[Page images and their text]
Segment Open
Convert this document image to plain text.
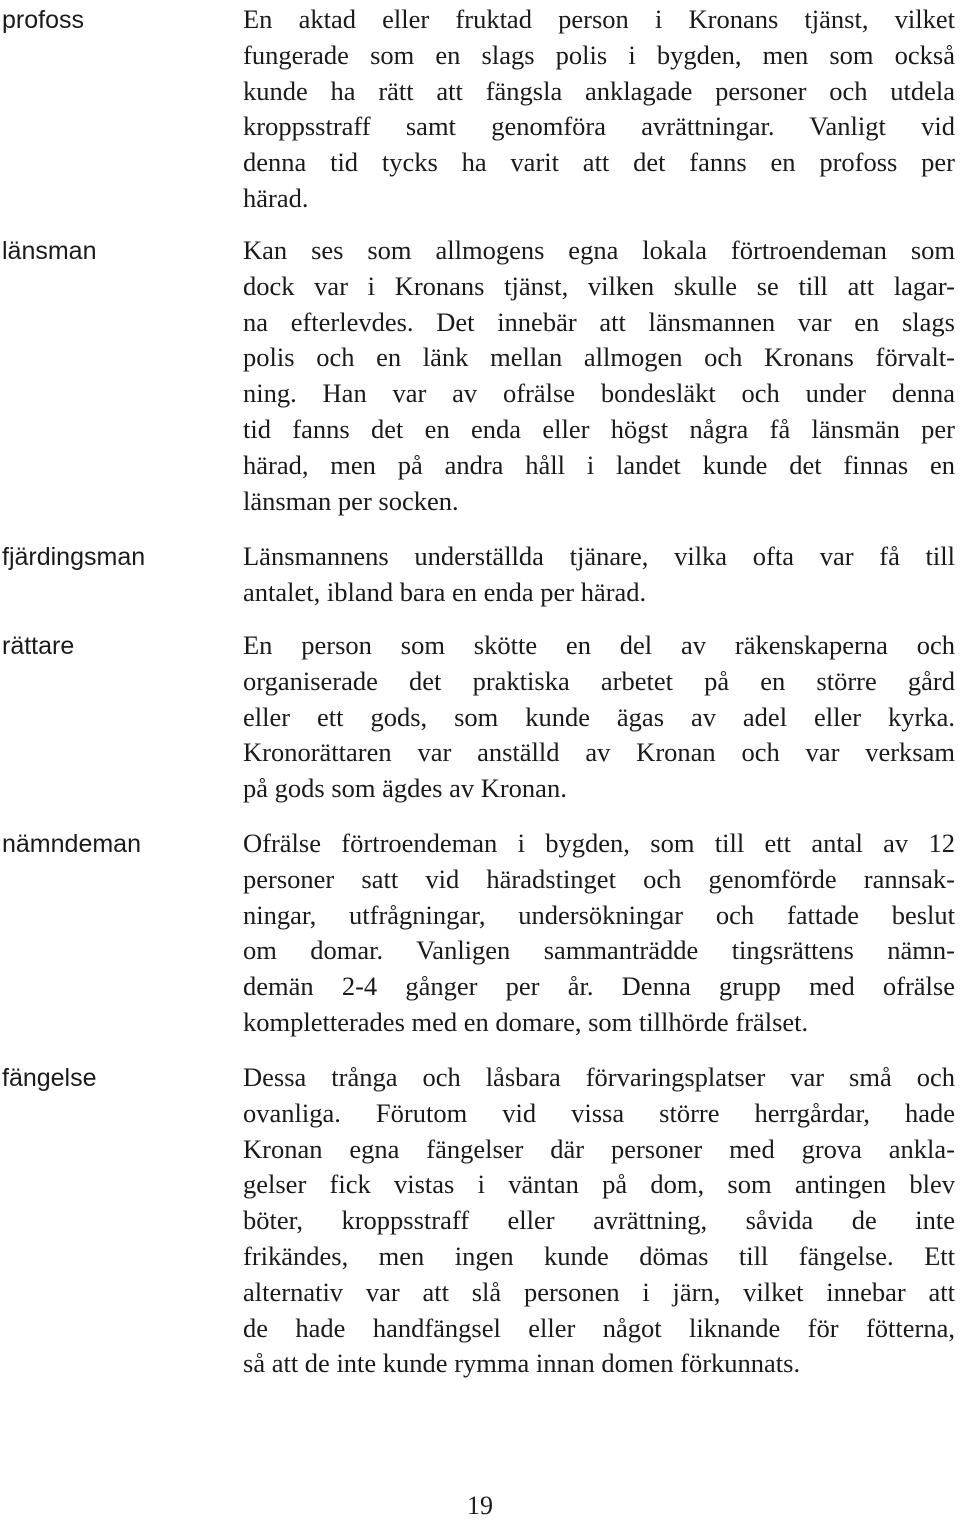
profoss	En aktad eller fruktad person i Kronans tjänst, vilket
fungerade som en slags polis i bygden, men som också
kunde ha rätt att fängsla anklagade personer och utdela
kroppsstraff samt genomföra avrättningar. Vanligt vid
denna tid tycks ha varit att det fanns en profoss per
härad.
länsman	Kan ses som allmogens egna lokala förtroendeman som
dock var i Kronans tjänst, vilken skulle se till att lagar-
na efterlevdes. Det innebär att länsmannen var en slags
polis och en länk mellan allmogen och Kronans förvalt-
ning. Han var av ofrälse bondesläkt och under denna
tid fanns det en enda eller högst några få länsmän per
härad, men på andra håll i landet kunde det finnas en
länsman per socken.
fjärdingsman	Länsmannens underställda tjänare, vilka ofta var få till
antalet, ibland bara en enda per härad.
rättare	En person som skötte en del av räkenskaperna och
organiserade det praktiska arbetet på en större gård
eller ett gods, som kunde ägas av adel eller kyrka.
Kronorättaren var anställd av Kronan och var verksam
på gods som ägdes av Kronan.
nämndeman	Ofrälse förtroendeman i bygden, som till ett antal av 12
personer satt vid häradstinget och genomförde rannsak-
ningar, utfrågningar, undersökningar och fattade beslut
om domar. Vanligen sammanträdde tingsrättens nämn-
demän 2-4 gånger per år. Denna grupp med ofrälse
kompletterades med en domare, som tillhörde frälset.
fängelse	Dessa trånga och låsbara förvaringsplatser var små och
ovanliga. Förutom vid vissa större herrgårdar, hade
Kronan egna fängelser där personer med grova ankla-
gelser fick vistas i väntan på dom, som antingen blev
böter, kroppsstraff eller avrättning, såvida de inte
frikändes, men ingen kunde dömas till fängelse. Ett
alternativ var att slå personen i järn, vilket innebar att
de hade handfängsel eller något liknande för fötterna,
så att de inte kunde rymma innan domen förkunnats.
19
Segment Closed
Activity:
What is wanted is a verbatim transcription of every record above, pictures excluded.

Result:
Convert this document image to plain text.
profoss	En aktad eller fruktad person i Kronans tjänst, vilket
fungerade som en slags polis i bygden, men som också
kunde ha rätt att fängsla anklagade personer och utdela
kroppsstraff samt genomföra avrättningar. Vanligt vid
denna tid tycks ha varit att det fanns en profoss per
härad.
länsman	Kan ses som allmogens egna lokala förtroendeman som
dock var i Kronans tjänst, vilken skulle se till att lagar-
na efterlevdes. Det innebär att länsmannen var en slags
polis och en länk mellan allmogen och Kronans förvalt-
ning. Han var av ofrälse bondesläkt och under denna
tid fanns det en enda eller högst några få länsmän per
härad, men på andra håll i landet kunde det finnas en
länsman per socken.
fjärdingsman	Länsmannens underställda tjänare, vilka ofta var få till
antalet, ibland bara en enda per härad.
rättare	En person som skötte en del av räkenskaperna och
organiserade det praktiska arbetet på en större gård
eller ett gods, som kunde ägas av adel eller kyrka.
Kronorättaren var anställd av Kronan och var verksam
på gods som ägdes av Kronan.
nämndeman	Ofrälse förtroendeman i bygden, som till ett antal av 12
personer satt vid häradstinget och genomförde rannsak-
ningar, utfrågningar, undersökningar och fattade beslut
om domar. Vanligen sammanträdde tingsrättens nämn-
demän 2-4 gånger per år. Denna grupp med ofrälse
kompletterades med en domare, som tillhörde frälset.
fängelse	Dessa trånga och låsbara förvaringsplatser var små och
ovanliga. Förutom vid vissa större herrgårdar, hade
Kronan egna fängelser där personer med grova ankla-
gelser fick vistas i väntan på dom, som antingen blev
böter, kroppsstraff eller avrättning, såvida de inte
frikändes, men ingen kunde dömas till fängelse. Ett
alternativ var att slå personen i järn, vilket innebar att
de hade handfängsel eller något liknande för fötterna,
så att de inte kunde rymma innan domen förkunnats.
19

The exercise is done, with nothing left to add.